• _Problem to solve_: Output the records exactly. Include every line.

• _Raw data_:

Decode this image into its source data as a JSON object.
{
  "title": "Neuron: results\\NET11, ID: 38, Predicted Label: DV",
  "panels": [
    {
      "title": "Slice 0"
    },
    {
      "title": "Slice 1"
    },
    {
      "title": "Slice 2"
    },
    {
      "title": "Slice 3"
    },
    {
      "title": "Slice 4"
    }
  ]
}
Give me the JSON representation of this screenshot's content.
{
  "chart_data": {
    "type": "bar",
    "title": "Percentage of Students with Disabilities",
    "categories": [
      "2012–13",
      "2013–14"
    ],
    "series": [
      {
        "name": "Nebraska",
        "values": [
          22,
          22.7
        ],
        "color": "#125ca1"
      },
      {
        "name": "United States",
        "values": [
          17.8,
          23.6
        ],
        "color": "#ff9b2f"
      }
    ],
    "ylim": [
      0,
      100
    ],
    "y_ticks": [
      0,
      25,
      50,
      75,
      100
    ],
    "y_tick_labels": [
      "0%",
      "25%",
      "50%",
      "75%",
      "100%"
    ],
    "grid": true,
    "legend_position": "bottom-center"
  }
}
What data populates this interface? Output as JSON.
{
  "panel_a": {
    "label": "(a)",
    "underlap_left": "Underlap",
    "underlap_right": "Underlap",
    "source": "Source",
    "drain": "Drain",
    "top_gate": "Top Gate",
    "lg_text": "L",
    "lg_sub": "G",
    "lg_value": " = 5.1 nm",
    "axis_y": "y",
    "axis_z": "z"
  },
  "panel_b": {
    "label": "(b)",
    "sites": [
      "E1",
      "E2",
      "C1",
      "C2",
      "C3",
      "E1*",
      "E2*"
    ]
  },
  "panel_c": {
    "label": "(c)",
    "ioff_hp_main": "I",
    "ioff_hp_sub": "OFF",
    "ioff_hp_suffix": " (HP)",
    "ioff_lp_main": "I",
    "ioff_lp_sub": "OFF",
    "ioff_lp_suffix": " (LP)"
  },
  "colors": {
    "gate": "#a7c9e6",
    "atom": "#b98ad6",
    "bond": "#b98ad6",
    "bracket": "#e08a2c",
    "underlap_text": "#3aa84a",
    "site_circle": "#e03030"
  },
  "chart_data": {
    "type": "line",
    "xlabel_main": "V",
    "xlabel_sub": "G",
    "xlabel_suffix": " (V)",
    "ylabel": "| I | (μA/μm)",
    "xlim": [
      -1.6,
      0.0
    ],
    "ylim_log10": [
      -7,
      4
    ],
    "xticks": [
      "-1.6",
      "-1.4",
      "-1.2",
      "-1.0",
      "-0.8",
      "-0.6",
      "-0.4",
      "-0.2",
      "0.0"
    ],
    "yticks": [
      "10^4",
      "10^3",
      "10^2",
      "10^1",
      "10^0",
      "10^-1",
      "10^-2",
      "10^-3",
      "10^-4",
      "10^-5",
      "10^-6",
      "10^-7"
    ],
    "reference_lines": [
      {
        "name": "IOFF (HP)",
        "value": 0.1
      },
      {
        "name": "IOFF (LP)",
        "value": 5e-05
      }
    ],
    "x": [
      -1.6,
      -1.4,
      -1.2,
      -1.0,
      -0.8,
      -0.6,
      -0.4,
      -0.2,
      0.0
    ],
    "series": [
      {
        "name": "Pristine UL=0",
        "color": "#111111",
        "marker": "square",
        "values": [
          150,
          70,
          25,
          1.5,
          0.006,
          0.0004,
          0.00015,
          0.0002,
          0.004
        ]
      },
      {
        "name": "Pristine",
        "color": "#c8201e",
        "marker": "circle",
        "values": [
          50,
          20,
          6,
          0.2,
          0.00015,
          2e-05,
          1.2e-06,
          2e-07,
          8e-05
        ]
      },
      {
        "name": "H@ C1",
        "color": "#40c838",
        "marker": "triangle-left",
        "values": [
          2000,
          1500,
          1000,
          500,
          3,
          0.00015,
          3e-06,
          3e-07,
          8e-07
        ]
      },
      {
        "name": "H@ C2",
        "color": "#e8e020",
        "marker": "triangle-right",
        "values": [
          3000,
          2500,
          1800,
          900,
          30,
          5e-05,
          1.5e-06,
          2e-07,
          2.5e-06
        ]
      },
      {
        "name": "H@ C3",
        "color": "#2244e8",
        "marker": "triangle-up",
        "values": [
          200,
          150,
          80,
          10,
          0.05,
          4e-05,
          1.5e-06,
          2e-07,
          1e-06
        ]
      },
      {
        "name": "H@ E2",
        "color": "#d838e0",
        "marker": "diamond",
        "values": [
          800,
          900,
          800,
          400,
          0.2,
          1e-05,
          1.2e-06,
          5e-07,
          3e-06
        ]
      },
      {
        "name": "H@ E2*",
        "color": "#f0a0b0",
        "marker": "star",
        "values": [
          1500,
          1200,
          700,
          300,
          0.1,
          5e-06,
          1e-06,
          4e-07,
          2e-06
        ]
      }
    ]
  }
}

• _Finished task_:
Decode this image into its source data as a JSON object.
{
  "title": "Neuron: results\\NET11, ID: 38, Predicted Label: DV",
  "panels": [
    {
      "title": "Slice 0"
    },
    {
      "title": "Slice 1"
    },
    {
      "title": "Slice 2"
    },
    {
      "title": "Slice 3"
    },
    {
      "title": "Slice 4"
    }
  ]
}
Give me the JSON representation of this screenshot's content.
{
  "chart_data": {
    "type": "bar",
    "title": "Percentage of Students with Disabilities",
    "categories": [
      "2012–13",
      "2013–14"
    ],
    "series": [
      {
        "name": "Nebraska",
        "values": [
          22,
          22.7
        ],
        "color": "#125ca1"
      },
      {
        "name": "United States",
        "values": [
          17.8,
          23.6
        ],
        "color": "#ff9b2f"
      }
    ],
    "ylim": [
      0,
      100
    ],
    "y_ticks": [
      0,
      25,
      50,
      75,
      100
    ],
    "y_tick_labels": [
      "0%",
      "25%",
      "50%",
      "75%",
      "100%"
    ],
    "grid": true,
    "legend_position": "bottom-center"
  }
}
What data populates this interface? Output as JSON.
{
  "panel_a": {
    "label": "(a)",
    "underlap_left": "Underlap",
    "underlap_right": "Underlap",
    "source": "Source",
    "drain": "Drain",
    "top_gate": "Top Gate",
    "lg_text": "L",
    "lg_sub": "G",
    "lg_value": " = 5.1 nm",
    "axis_y": "y",
    "axis_z": "z"
  },
  "panel_b": {
    "label": "(b)",
    "sites": [
      "E1",
      "E2",
      "C1",
      "C2",
      "C3",
      "E1*",
      "E2*"
    ]
  },
  "panel_c": {
    "label": "(c)",
    "ioff_hp_main": "I",
    "ioff_hp_sub": "OFF",
    "ioff_hp_suffix": " (HP)",
    "ioff_lp_main": "I",
    "ioff_lp_sub": "OFF",
    "ioff_lp_suffix": " (LP)"
  },
  "colors": {
    "gate": "#a7c9e6",
    "atom": "#b98ad6",
    "bond": "#b98ad6",
    "bracket": "#e08a2c",
    "underlap_text": "#3aa84a",
    "site_circle": "#e03030"
  },
  "chart_data": {
    "type": "line",
    "xlabel_main": "V",
    "xlabel_sub": "G",
    "xlabel_suffix": " (V)",
    "ylabel": "| I | (μA/μm)",
    "xlim": [
      -1.6,
      0.0
    ],
    "ylim_log10": [
      -7,
      4
    ],
    "xticks": [
      "-1.6",
      "-1.4",
      "-1.2",
      "-1.0",
      "-0.8",
      "-0.6",
      "-0.4",
      "-0.2",
      "0.0"
    ],
    "yticks": [
      "10^4",
      "10^3",
      "10^2",
      "10^1",
      "10^0",
      "10^-1",
      "10^-2",
      "10^-3",
      "10^-4",
      "10^-5",
      "10^-6",
      "10^-7"
    ],
    "reference_lines": [
      {
        "name": "IOFF (HP)",
        "value": 0.1
      },
      {
        "name": "IOFF (LP)",
        "value": 5e-05
      }
    ],
    "x": [
      -1.6,
      -1.4,
      -1.2,
      -1.0,
      -0.8,
      -0.6,
      -0.4,
      -0.2,
      0.0
    ],
    "series": [
      {
        "name": "Pristine UL=0",
        "color": "#111111",
        "marker": "square",
        "values": [
          150,
          70,
          25,
          1.5,
          0.006,
          0.0004,
          0.00015,
          0.0002,
          0.004
        ]
      },
      {
        "name": "Pristine",
        "color": "#c8201e",
        "marker": "circle",
        "values": [
          50,
          20,
          6,
          0.2,
          0.00015,
          2e-05,
          1.2e-06,
          2e-07,
          8e-05
        ]
      },
      {
        "name": "H@ C1",
        "color": "#40c838",
        "marker": "triangle-left",
        "values": [
          2000,
          1500,
          1000,
          500,
          3,
          0.00015,
          3e-06,
          3e-07,
          8e-07
        ]
      },
      {
        "name": "H@ C2",
        "color": "#e8e020",
        "marker": "triangle-right",
        "values": [
          3000,
          2500,
          1800,
          900,
          30,
          5e-05,
          1.5e-06,
          2e-07,
          2.5e-06
        ]
      },
      {
        "name": "H@ C3",
        "color": "#2244e8",
        "marker": "triangle-up",
        "values": [
          200,
          150,
          80,
          10,
          0.05,
          4e-05,
          1.5e-06,
          2e-07,
          1e-06
        ]
      },
      {
        "name": "H@ E2",
        "color": "#d838e0",
        "marker": "diamond",
        "values": [
          800,
          900,
          800,
          400,
          0.2,
          1e-05,
          1.2e-06,
          5e-07,
          3e-06
        ]
      },
      {
        "name": "H@ E2*",
        "color": "#f0a0b0",
        "marker": "star",
        "values": [
          1500,
          1200,
          700,
          300,
          0.1,
          5e-06,
          1e-06,
          4e-07,
          2e-06
        ]
      }
    ]
  }
}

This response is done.